* [The exercise]:
Write out all of the entries that follow, word for word, but skip the pictures.

------ Recorded information ------

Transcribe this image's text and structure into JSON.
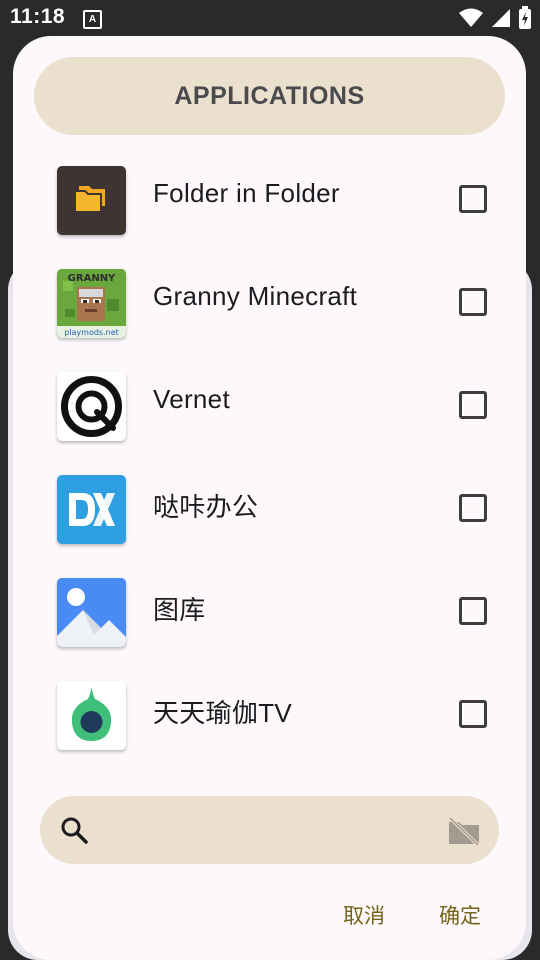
{
  "status_bar": {
    "time": "11:18",
    "notification_badge": "A",
    "icons": [
      "wifi-icon",
      "signal-icon",
      "battery-charging-icon"
    ]
  },
  "dialog": {
    "title": "APPLICATIONS",
    "apps": [
      {
        "label": "Folder in Folder",
        "icon": "folder-app-icon",
        "checked": false
      },
      {
        "label": "Granny Minecraft",
        "icon": "granny-minecraft-app-icon",
        "checked": false,
        "icon_caption_top": "GRANNY",
        "icon_caption_bottom": "playmods.net"
      },
      {
        "label": "Vernet",
        "icon": "vernet-app-icon",
        "checked": false
      },
      {
        "label": "哒咔办公",
        "icon": "dk-office-app-icon",
        "checked": false
      },
      {
        "label": "图库",
        "icon": "gallery-app-icon",
        "checked": false
      },
      {
        "label": "天天瑜伽TV",
        "icon": "yoga-tv-app-icon",
        "checked": false
      }
    ],
    "search": {
      "placeholder": "",
      "value": ""
    },
    "actions": {
      "cancel_label": "取消",
      "ok_label": "确定"
    }
  },
  "colors": {
    "header_bg": "#ebe0cd",
    "dialog_bg": "#fdf8fb",
    "accent_text": "#76621a"
  }
}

------

* [Response for this exercise]:
Transcribe this image's text and structure into JSON.
{
  "status_bar": {
    "time": "11:18",
    "notification_badge": "A",
    "icons": [
      "wifi-icon",
      "signal-icon",
      "battery-charging-icon"
    ]
  },
  "dialog": {
    "title": "APPLICATIONS",
    "apps": [
      {
        "label": "Folder in Folder",
        "icon": "folder-app-icon",
        "checked": false
      },
      {
        "label": "Granny Minecraft",
        "icon": "granny-minecraft-app-icon",
        "checked": false,
        "icon_caption_top": "GRANNY",
        "icon_caption_bottom": "playmods.net"
      },
      {
        "label": "Vernet",
        "icon": "vernet-app-icon",
        "checked": false
      },
      {
        "label": "哒咔办公",
        "icon": "dk-office-app-icon",
        "checked": false
      },
      {
        "label": "图库",
        "icon": "gallery-app-icon",
        "checked": false
      },
      {
        "label": "天天瑜伽TV",
        "icon": "yoga-tv-app-icon",
        "checked": false
      }
    ],
    "search": {
      "placeholder": "",
      "value": ""
    },
    "actions": {
      "cancel_label": "取消",
      "ok_label": "确定"
    }
  },
  "colors": {
    "header_bg": "#ebe0cd",
    "dialog_bg": "#fdf8fb",
    "accent_text": "#76621a"
  }
}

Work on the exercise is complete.